**The task**
Which lines hold the word "Total"? Copy each of them.

**Dataset excerpts**
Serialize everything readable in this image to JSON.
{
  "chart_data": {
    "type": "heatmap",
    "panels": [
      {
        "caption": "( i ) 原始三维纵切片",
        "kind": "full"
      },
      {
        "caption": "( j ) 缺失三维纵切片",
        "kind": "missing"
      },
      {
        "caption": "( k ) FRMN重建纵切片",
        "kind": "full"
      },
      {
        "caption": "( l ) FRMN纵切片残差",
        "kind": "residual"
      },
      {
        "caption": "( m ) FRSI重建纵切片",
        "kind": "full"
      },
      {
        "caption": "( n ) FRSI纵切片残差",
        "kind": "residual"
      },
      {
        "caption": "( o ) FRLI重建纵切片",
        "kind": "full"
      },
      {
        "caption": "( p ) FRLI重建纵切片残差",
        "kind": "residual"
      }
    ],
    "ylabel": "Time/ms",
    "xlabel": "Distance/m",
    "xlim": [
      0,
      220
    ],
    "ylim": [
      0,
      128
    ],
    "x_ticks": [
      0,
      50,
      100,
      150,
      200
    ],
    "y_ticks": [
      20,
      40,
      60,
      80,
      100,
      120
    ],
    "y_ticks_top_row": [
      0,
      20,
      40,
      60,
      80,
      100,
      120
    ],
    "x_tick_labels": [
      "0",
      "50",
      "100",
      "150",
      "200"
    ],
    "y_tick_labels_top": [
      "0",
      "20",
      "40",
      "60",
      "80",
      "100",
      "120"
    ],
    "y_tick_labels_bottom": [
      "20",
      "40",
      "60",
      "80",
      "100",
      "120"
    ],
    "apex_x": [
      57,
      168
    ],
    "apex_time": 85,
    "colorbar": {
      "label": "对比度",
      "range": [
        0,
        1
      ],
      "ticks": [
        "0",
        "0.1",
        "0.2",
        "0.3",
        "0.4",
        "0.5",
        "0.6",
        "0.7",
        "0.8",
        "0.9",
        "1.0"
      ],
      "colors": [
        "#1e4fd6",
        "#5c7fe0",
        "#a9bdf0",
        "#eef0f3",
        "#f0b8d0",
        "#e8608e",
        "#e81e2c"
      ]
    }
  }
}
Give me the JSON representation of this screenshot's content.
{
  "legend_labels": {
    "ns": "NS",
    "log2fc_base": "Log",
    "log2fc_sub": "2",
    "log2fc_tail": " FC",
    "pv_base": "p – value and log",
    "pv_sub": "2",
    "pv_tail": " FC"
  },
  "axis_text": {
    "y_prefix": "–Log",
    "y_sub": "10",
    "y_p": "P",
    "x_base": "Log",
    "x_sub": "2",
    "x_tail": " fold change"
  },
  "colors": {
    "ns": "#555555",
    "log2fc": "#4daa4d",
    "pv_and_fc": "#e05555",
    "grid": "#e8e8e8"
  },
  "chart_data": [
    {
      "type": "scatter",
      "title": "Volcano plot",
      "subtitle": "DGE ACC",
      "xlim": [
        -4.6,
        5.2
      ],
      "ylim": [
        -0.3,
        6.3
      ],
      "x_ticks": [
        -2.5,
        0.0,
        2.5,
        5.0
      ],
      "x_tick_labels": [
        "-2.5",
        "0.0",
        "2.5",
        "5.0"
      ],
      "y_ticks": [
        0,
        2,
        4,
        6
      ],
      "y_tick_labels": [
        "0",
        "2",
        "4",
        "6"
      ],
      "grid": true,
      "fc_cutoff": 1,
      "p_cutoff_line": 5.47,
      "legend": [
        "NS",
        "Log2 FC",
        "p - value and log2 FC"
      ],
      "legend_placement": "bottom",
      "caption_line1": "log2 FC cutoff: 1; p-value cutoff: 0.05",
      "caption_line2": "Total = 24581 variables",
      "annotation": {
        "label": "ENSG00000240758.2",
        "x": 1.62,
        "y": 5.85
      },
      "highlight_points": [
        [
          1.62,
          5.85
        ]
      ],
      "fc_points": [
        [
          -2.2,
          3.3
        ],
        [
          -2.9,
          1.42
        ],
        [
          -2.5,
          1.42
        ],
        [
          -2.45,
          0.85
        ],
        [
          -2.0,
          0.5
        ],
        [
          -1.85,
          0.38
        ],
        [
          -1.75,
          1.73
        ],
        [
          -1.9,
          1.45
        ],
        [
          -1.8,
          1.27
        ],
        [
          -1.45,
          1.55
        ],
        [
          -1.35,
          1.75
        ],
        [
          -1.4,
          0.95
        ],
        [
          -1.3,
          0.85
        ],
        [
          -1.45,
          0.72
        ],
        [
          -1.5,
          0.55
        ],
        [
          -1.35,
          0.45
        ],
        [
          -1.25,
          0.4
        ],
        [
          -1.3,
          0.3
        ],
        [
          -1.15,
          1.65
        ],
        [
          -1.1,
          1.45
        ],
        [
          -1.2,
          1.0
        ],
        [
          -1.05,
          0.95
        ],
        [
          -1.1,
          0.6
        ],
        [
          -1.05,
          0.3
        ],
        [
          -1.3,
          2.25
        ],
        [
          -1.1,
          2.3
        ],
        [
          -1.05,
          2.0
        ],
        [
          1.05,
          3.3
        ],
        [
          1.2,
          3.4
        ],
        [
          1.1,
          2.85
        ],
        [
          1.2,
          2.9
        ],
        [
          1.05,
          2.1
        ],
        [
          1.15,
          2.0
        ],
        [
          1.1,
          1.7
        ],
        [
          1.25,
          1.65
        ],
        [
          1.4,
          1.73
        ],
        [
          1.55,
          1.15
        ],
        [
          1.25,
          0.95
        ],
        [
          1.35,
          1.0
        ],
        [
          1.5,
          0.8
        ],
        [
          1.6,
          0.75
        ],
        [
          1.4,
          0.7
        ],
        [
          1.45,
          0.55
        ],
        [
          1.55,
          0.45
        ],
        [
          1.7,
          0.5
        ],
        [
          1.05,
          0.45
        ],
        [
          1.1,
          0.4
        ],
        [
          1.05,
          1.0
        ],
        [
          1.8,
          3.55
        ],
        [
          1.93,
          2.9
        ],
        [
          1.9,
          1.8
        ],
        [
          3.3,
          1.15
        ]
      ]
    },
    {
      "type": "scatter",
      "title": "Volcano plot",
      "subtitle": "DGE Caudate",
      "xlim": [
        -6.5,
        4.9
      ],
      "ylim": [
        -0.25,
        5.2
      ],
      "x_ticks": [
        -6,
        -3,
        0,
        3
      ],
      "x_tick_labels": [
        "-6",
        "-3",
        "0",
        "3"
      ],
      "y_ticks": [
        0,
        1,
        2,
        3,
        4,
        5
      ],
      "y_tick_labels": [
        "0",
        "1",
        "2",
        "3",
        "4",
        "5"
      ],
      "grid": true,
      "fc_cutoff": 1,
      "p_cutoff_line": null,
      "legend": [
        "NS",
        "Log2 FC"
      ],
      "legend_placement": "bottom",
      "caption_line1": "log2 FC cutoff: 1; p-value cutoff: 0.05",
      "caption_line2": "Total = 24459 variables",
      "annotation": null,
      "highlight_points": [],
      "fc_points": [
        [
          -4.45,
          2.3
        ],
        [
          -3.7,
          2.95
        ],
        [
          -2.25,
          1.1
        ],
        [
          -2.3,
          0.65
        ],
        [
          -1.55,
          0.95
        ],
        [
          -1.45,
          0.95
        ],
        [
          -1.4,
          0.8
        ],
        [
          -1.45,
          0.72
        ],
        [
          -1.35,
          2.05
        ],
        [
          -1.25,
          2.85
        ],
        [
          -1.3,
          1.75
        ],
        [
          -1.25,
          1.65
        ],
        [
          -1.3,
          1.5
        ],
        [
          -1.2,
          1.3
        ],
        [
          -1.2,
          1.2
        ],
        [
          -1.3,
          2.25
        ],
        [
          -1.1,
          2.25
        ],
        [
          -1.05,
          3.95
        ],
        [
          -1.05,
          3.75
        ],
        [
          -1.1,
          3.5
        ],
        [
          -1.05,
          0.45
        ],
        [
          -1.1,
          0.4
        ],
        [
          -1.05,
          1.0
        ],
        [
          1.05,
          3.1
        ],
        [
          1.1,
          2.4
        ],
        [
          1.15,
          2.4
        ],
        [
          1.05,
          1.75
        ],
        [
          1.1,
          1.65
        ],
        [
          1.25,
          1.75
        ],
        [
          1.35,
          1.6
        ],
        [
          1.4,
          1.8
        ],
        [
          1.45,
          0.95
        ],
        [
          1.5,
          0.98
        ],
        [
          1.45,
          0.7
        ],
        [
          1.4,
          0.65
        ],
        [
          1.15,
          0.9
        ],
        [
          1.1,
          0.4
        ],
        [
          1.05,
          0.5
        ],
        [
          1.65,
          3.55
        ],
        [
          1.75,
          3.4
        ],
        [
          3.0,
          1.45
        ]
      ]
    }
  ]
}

**Written answer**
      "caption_line2": "Total = 24581 variables",
      "caption_line2": "Total = 24459 variables",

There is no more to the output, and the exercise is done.